▼▼▼

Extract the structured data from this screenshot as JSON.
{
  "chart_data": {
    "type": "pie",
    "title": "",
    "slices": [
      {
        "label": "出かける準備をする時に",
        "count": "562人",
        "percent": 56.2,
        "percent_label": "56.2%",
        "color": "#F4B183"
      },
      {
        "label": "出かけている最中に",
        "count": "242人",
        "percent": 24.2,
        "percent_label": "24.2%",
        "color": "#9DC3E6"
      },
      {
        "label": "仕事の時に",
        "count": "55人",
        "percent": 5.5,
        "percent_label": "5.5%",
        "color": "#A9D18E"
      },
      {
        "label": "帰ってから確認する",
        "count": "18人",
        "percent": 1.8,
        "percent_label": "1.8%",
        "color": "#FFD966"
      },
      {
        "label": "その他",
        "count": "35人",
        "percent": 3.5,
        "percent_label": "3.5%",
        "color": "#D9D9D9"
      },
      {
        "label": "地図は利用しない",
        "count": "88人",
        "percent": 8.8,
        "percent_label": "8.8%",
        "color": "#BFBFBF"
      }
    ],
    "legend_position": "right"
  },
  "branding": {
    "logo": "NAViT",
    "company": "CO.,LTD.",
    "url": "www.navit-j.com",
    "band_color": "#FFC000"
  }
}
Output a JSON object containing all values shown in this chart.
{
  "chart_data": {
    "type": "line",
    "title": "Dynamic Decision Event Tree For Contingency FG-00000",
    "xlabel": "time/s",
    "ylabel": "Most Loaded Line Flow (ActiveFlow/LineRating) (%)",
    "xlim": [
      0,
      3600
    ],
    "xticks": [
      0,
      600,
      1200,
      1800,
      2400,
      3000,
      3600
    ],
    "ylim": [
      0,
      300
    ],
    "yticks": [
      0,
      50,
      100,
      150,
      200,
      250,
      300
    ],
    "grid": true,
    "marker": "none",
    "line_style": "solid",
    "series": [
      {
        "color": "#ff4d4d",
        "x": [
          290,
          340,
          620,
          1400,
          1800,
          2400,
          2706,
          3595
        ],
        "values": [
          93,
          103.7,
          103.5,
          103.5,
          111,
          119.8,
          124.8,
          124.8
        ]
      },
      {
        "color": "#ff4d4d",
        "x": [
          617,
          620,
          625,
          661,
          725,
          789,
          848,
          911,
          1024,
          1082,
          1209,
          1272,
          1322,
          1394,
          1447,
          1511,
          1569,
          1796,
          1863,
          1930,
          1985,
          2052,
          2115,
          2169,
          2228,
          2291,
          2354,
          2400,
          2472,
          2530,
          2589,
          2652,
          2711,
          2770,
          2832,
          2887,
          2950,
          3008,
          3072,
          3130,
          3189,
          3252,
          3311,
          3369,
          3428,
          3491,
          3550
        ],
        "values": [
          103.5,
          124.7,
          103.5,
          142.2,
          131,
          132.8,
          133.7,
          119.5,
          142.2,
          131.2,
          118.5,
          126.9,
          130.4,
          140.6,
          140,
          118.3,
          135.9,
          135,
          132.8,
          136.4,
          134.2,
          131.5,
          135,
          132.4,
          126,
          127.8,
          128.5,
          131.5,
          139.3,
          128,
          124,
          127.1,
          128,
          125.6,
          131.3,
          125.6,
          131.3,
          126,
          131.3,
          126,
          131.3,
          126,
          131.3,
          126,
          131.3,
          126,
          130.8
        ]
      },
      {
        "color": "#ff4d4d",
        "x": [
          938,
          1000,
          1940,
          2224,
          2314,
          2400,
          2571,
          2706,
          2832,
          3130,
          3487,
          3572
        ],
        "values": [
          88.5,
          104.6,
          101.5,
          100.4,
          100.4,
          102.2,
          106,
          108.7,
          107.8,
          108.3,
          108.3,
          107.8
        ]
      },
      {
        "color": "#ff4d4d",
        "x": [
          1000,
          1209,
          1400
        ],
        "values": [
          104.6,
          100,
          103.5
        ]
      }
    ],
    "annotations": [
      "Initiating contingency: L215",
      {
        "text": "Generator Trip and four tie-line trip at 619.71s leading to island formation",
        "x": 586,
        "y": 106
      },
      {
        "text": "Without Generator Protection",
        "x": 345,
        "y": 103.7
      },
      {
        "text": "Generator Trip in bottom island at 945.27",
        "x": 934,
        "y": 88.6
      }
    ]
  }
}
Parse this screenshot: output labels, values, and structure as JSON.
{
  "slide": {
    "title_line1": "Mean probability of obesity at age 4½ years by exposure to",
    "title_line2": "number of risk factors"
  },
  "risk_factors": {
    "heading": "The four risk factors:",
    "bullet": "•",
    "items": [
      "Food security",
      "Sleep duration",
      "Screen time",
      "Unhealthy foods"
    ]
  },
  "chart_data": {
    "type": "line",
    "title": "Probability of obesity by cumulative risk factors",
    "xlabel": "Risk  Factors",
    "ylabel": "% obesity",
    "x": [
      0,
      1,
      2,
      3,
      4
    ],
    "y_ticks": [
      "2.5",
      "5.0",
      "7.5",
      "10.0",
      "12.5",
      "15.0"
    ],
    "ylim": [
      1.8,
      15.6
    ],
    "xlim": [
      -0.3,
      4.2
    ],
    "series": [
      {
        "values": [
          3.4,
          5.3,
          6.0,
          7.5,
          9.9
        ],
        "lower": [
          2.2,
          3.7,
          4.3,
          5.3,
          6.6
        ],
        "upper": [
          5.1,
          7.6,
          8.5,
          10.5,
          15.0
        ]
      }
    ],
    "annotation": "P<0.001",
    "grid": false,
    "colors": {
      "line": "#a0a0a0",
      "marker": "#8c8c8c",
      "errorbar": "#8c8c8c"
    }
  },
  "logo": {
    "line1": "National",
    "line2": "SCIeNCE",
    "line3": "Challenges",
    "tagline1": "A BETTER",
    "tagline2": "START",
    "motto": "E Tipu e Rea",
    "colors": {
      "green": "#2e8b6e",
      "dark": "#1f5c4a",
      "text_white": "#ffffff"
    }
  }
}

▲▲▲

-- INSTRUCTIONS FOR THE TASK --
Reproduce the data in its entirety, matching each character.

-- PROBLEM SOLUTION --
Extract the structured data from this screenshot as JSON.
{
  "chart_data": {
    "type": "pie",
    "title": "",
    "slices": [
      {
        "label": "出かける準備をする時に",
        "count": "562人",
        "percent": 56.2,
        "percent_label": "56.2%",
        "color": "#F4B183"
      },
      {
        "label": "出かけている最中に",
        "count": "242人",
        "percent": 24.2,
        "percent_label": "24.2%",
        "color": "#9DC3E6"
      },
      {
        "label": "仕事の時に",
        "count": "55人",
        "percent": 5.5,
        "percent_label": "5.5%",
        "color": "#A9D18E"
      },
      {
        "label": "帰ってから確認する",
        "count": "18人",
        "percent": 1.8,
        "percent_label": "1.8%",
        "color": "#FFD966"
      },
      {
        "label": "その他",
        "count": "35人",
        "percent": 3.5,
        "percent_label": "3.5%",
        "color": "#D9D9D9"
      },
      {
        "label": "地図は利用しない",
        "count": "88人",
        "percent": 8.8,
        "percent_label": "8.8%",
        "color": "#BFBFBF"
      }
    ],
    "legend_position": "right"
  },
  "branding": {
    "logo": "NAViT",
    "company": "CO.,LTD.",
    "url": "www.navit-j.com",
    "band_color": "#FFC000"
  }
}
Output a JSON object containing all values shown in this chart.
{
  "chart_data": {
    "type": "line",
    "title": "Dynamic Decision Event Tree For Contingency FG-00000",
    "xlabel": "time/s",
    "ylabel": "Most Loaded Line Flow (ActiveFlow/LineRating) (%)",
    "xlim": [
      0,
      3600
    ],
    "xticks": [
      0,
      600,
      1200,
      1800,
      2400,
      3000,
      3600
    ],
    "ylim": [
      0,
      300
    ],
    "yticks": [
      0,
      50,
      100,
      150,
      200,
      250,
      300
    ],
    "grid": true,
    "marker": "none",
    "line_style": "solid",
    "series": [
      {
        "color": "#ff4d4d",
        "x": [
          290,
          340,
          620,
          1400,
          1800,
          2400,
          2706,
          3595
        ],
        "values": [
          93,
          103.7,
          103.5,
          103.5,
          111,
          119.8,
          124.8,
          124.8
        ]
      },
      {
        "color": "#ff4d4d",
        "x": [
          617,
          620,
          625,
          661,
          725,
          789,
          848,
          911,
          1024,
          1082,
          1209,
          1272,
          1322,
          1394,
          1447,
          1511,
          1569,
          1796,
          1863,
          1930,
          1985,
          2052,
          2115,
          2169,
          2228,
          2291,
          2354,
          2400,
          2472,
          2530,
          2589,
          2652,
          2711,
          2770,
          2832,
          2887,
          2950,
          3008,
          3072,
          3130,
          3189,
          3252,
          3311,
          3369,
          3428,
          3491,
          3550
        ],
        "values": [
          103.5,
          124.7,
          103.5,
          142.2,
          131,
          132.8,
          133.7,
          119.5,
          142.2,
          131.2,
          118.5,
          126.9,
          130.4,
          140.6,
          140,
          118.3,
          135.9,
          135,
          132.8,
          136.4,
          134.2,
          131.5,
          135,
          132.4,
          126,
          127.8,
          128.5,
          131.5,
          139.3,
          128,
          124,
          127.1,
          128,
          125.6,
          131.3,
          125.6,
          131.3,
          126,
          131.3,
          126,
          131.3,
          126,
          131.3,
          126,
          131.3,
          126,
          130.8
        ]
      },
      {
        "color": "#ff4d4d",
        "x": [
          938,
          1000,
          1940,
          2224,
          2314,
          2400,
          2571,
          2706,
          2832,
          3130,
          3487,
          3572
        ],
        "values": [
          88.5,
          104.6,
          101.5,
          100.4,
          100.4,
          102.2,
          106,
          108.7,
          107.8,
          108.3,
          108.3,
          107.8
        ]
      },
      {
        "color": "#ff4d4d",
        "x": [
          1000,
          1209,
          1400
        ],
        "values": [
          104.6,
          100,
          103.5
        ]
      }
    ],
    "annotations": [
      "Initiating contingency: L215",
      {
        "text": "Generator Trip and four tie-line trip at 619.71s leading to island formation",
        "x": 586,
        "y": 106
      },
      {
        "text": "Without Generator Protection",
        "x": 345,
        "y": 103.7
      },
      {
        "text": "Generator Trip in bottom island at 945.27",
        "x": 934,
        "y": 88.6
      }
    ]
  }
}
Parse this screenshot: output labels, values, and structure as JSON.
{
  "slide": {
    "title_line1": "Mean probability of obesity at age 4½ years by exposure to",
    "title_line2": "number of risk factors"
  },
  "risk_factors": {
    "heading": "The four risk factors:",
    "bullet": "•",
    "items": [
      "Food security",
      "Sleep duration",
      "Screen time",
      "Unhealthy foods"
    ]
  },
  "chart_data": {
    "type": "line",
    "title": "Probability of obesity by cumulative risk factors",
    "xlabel": "Risk  Factors",
    "ylabel": "% obesity",
    "x": [
      0,
      1,
      2,
      3,
      4
    ],
    "y_ticks": [
      "2.5",
      "5.0",
      "7.5",
      "10.0",
      "12.5",
      "15.0"
    ],
    "ylim": [
      1.8,
      15.6
    ],
    "xlim": [
      -0.3,
      4.2
    ],
    "series": [
      {
        "values": [
          3.4,
          5.3,
          6.0,
          7.5,
          9.9
        ],
        "lower": [
          2.2,
          3.7,
          4.3,
          5.3,
          6.6
        ],
        "upper": [
          5.1,
          7.6,
          8.5,
          10.5,
          15.0
        ]
      }
    ],
    "annotation": "P<0.001",
    "grid": false,
    "colors": {
      "line": "#a0a0a0",
      "marker": "#8c8c8c",
      "errorbar": "#8c8c8c"
    }
  },
  "logo": {
    "line1": "National",
    "line2": "SCIeNCE",
    "line3": "Challenges",
    "tagline1": "A BETTER",
    "tagline2": "START",
    "motto": "E Tipu e Rea",
    "colors": {
      "green": "#2e8b6e",
      "dark": "#1f5c4a",
      "text_white": "#ffffff"
    }
  }
}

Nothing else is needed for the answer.